● **Problem to work on**
Copy the rows below word for word, from the line holding "- panel-label-c: (c): [20, 247, 34, 261]" through the line holding "- y-tick-label: 0.4: [45, 181, 62, 195]", both included, and output only those lines.

[Layout coordinate data]
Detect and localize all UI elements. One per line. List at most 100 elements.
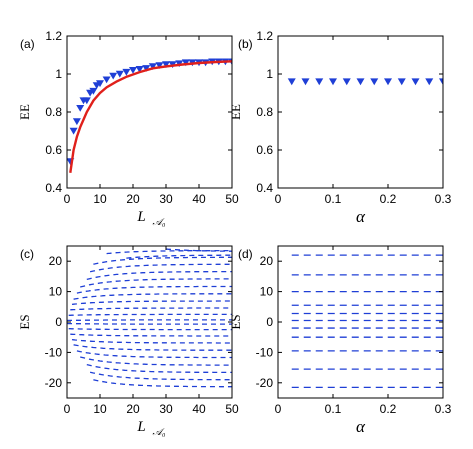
- panel-label-c: (c): [20, 247, 34, 261]
- x-tick-label: 20: [126, 402, 140, 416]
- panel-d: 0 0.1 0.2 0.3 -20 -10 0 10 20 ES α: [228, 245, 452, 436]
- plot-area: [67, 58, 232, 173]
- data-point: [129, 67, 137, 74]
- x-axis-label: L: [136, 419, 145, 435]
- es-level-line: [70, 307, 232, 311]
- y-tick-label: 20: [49, 254, 63, 268]
- axes-frame: [277, 35, 444, 189]
- y-tick-label: 0.4: [45, 181, 62, 195]
- data-point: [122, 68, 131, 76]
- data-point: [439, 78, 443, 86]
- y-tick-label: 1: [55, 67, 62, 81]
- x-tick-label: 0.1: [325, 192, 342, 206]
- plot-area: [291, 254, 443, 389]
- data-point: [96, 80, 104, 88]
- x-tick-label: 20: [126, 192, 140, 206]
- y-axis-label: EE: [228, 104, 243, 120]
- y-tick-label: 0.8: [256, 105, 273, 119]
- data-point: [69, 127, 78, 135]
- es-level-line: [80, 356, 232, 366]
- axes-frame: [277, 245, 444, 399]
- data-point: [181, 59, 190, 67]
- data-point: [287, 78, 296, 86]
- es-level-line: [89, 263, 232, 273]
- x-tick-label: 0: [64, 402, 71, 416]
- y-axis-label: EE: [17, 104, 32, 120]
- panel-label-b: (b): [238, 37, 253, 51]
- x-tick-label: 0.2: [380, 192, 397, 206]
- y-axis-label: ES: [17, 314, 32, 329]
- panel-b: 0 0.1 0.2 0.3 0.4 0.6 0.8 1 1.2 EE α: [228, 29, 452, 226]
- y-tick-label: 0.4: [256, 181, 273, 195]
- y-tick-label: 0.8: [45, 105, 62, 119]
- x-tick-label: 0: [275, 192, 282, 206]
- data-point: [102, 76, 111, 84]
- x-tick-label: 0.3: [435, 192, 452, 206]
- es-level-line: [71, 300, 232, 306]
- x-tick-label: 40: [192, 192, 206, 206]
- es-level-line: [67, 319, 232, 322]
- y-tick-label: 10: [49, 285, 63, 299]
- axes-frame: [66, 35, 233, 189]
- y-tick-label: 10: [260, 285, 274, 299]
- es-level-line: [73, 293, 232, 300]
- es-level-line: [73, 344, 232, 351]
- es-level-line: [86, 363, 232, 374]
- data-point: [135, 66, 144, 73]
- data-point: [155, 62, 164, 70]
- data-point: [142, 65, 151, 72]
- x-tick-label: 50: [225, 402, 239, 416]
- data-point: [356, 78, 365, 86]
- data-point: [115, 70, 124, 78]
- es-level-line: [67, 322, 232, 325]
- data-point: [76, 105, 85, 112]
- x-tick-label: 0: [64, 192, 71, 206]
- y-tick-label: 0.6: [256, 143, 273, 157]
- x-tick-label: 30: [159, 192, 173, 206]
- plot-area: [67, 248, 232, 388]
- es-level-line: [80, 278, 232, 288]
- data-point: [342, 78, 351, 86]
- x-axis-label-subscript: 𝒜₀: [153, 217, 166, 228]
- data-point: [425, 78, 434, 86]
- panel-c: 0 10 20 30 40 50 -20 -10 0 10 20 ES L 𝒜₀: [17, 245, 239, 438]
- y-tick-label: 0: [55, 315, 62, 329]
- y-tick-label: 0: [266, 315, 273, 329]
- data-point: [329, 78, 337, 86]
- panel-label-d: (d): [238, 247, 253, 261]
- plot-area: [287, 78, 443, 86]
- es-level-line: [68, 328, 232, 331]
- es-level-line: [70, 333, 232, 337]
- data-point: [397, 78, 406, 86]
- x-tick-label: 0: [275, 402, 282, 416]
- x-tick-label: 10: [93, 402, 107, 416]
- es-level-line: [76, 350, 232, 359]
- y-tick-label: -20: [256, 376, 274, 390]
- x-axis-label-subscript: 𝒜₀: [153, 427, 166, 438]
- x-axis-label: L: [136, 209, 145, 225]
- series-line: [69, 60, 232, 173]
- y-tick-label: 1.2: [256, 29, 273, 43]
- y-tick-label: 1: [266, 67, 273, 81]
- y-tick-label: 0.6: [45, 143, 62, 157]
- es-level-line: [71, 338, 232, 344]
- x-tick-label: 40: [192, 402, 206, 416]
- y-tick-label: -20: [45, 376, 63, 390]
- es-level-line: [126, 254, 232, 259]
- es-level-line: [76, 285, 232, 294]
- x-tick-label: 50: [225, 192, 239, 206]
- panel-a: 0 10 20 30 40 50 0.4 0.6 0.8 1 1.2 EE L 𝒜₀: [17, 29, 239, 228]
- es-level-line: [165, 248, 232, 252]
- y-axis-label: ES: [228, 314, 243, 329]
- data-point: [148, 63, 157, 70]
- x-tick-label: 10: [93, 192, 107, 206]
- axes-frame: [66, 245, 233, 399]
- data-point: [89, 87, 98, 95]
- x-tick-label: 0.1: [325, 402, 342, 416]
- data-point: [315, 78, 324, 86]
- data-point: [384, 78, 392, 86]
- y-tick-label: 1.2: [45, 29, 62, 43]
- es-level-line: [68, 313, 232, 316]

● **Solved exercise**
- panel-label-c: (c): [20, 247, 34, 261]
- x-tick-label: 20: [126, 402, 140, 416]
- panel-d: 0 0.1 0.2 0.3 -20 -10 0 10 20 ES α: [228, 245, 452, 436]
- plot-area: [67, 58, 232, 173]
- data-point: [129, 67, 137, 74]
- x-axis-label: L: [136, 419, 145, 435]
- es-level-line: [70, 307, 232, 311]
- y-tick-label: 20: [49, 254, 63, 268]
- axes-frame: [277, 35, 444, 189]
- y-tick-label: 0.4: [45, 181, 62, 195]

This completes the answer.